(Dataset entries)
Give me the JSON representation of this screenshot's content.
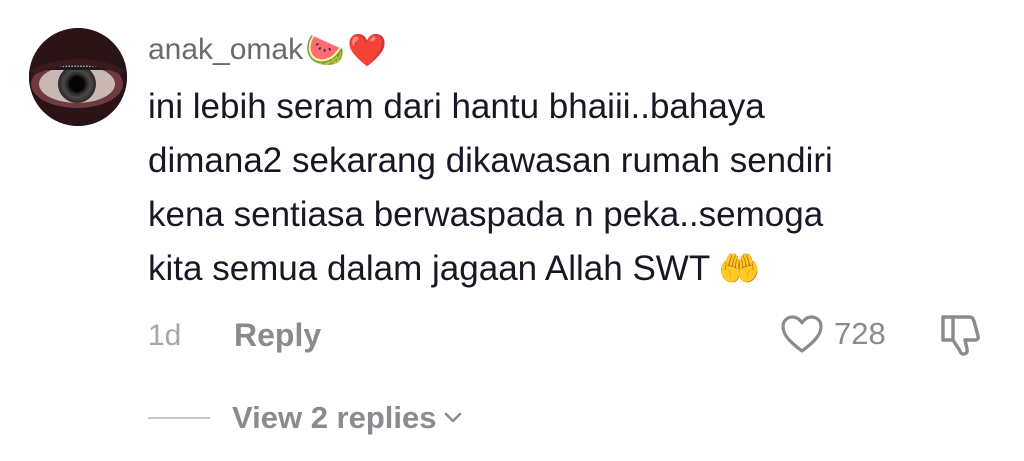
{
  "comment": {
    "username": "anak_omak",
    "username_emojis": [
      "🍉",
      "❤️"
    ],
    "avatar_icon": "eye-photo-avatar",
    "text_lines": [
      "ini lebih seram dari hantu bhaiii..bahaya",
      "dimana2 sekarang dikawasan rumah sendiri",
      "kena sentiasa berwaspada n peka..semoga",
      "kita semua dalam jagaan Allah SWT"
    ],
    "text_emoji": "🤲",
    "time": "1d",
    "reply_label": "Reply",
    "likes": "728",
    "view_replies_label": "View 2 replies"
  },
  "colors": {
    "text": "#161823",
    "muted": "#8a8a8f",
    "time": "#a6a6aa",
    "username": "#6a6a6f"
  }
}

...

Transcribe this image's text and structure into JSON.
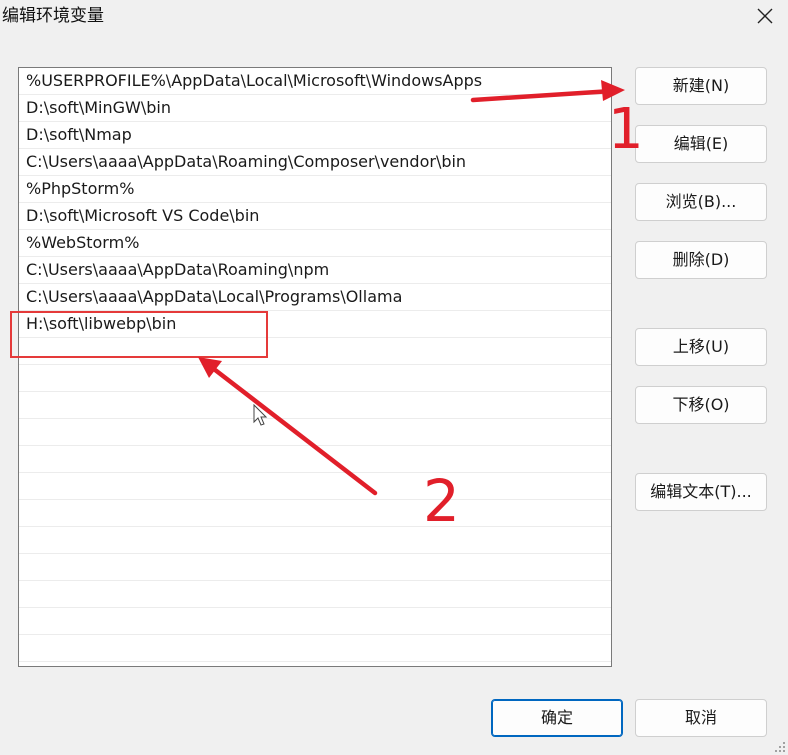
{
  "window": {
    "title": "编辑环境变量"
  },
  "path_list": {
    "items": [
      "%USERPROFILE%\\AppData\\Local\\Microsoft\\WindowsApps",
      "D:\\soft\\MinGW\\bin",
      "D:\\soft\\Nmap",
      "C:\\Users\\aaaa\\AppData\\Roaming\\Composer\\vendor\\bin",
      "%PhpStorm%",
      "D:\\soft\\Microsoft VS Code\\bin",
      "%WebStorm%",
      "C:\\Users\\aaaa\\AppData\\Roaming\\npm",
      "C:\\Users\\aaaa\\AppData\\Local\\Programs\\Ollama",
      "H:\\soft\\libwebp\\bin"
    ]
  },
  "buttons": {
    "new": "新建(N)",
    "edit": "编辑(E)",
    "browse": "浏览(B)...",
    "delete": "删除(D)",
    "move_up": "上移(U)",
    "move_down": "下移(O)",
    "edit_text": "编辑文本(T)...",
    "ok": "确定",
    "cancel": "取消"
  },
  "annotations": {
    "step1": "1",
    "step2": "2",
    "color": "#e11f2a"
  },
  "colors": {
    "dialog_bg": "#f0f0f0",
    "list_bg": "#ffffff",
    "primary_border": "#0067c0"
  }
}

▸ GIVEN REQUEST
Looking at the entries above, say how many lines contain the word "Microsoft". Only the number is wanted.

▸ WRITTEN RESPONSE
2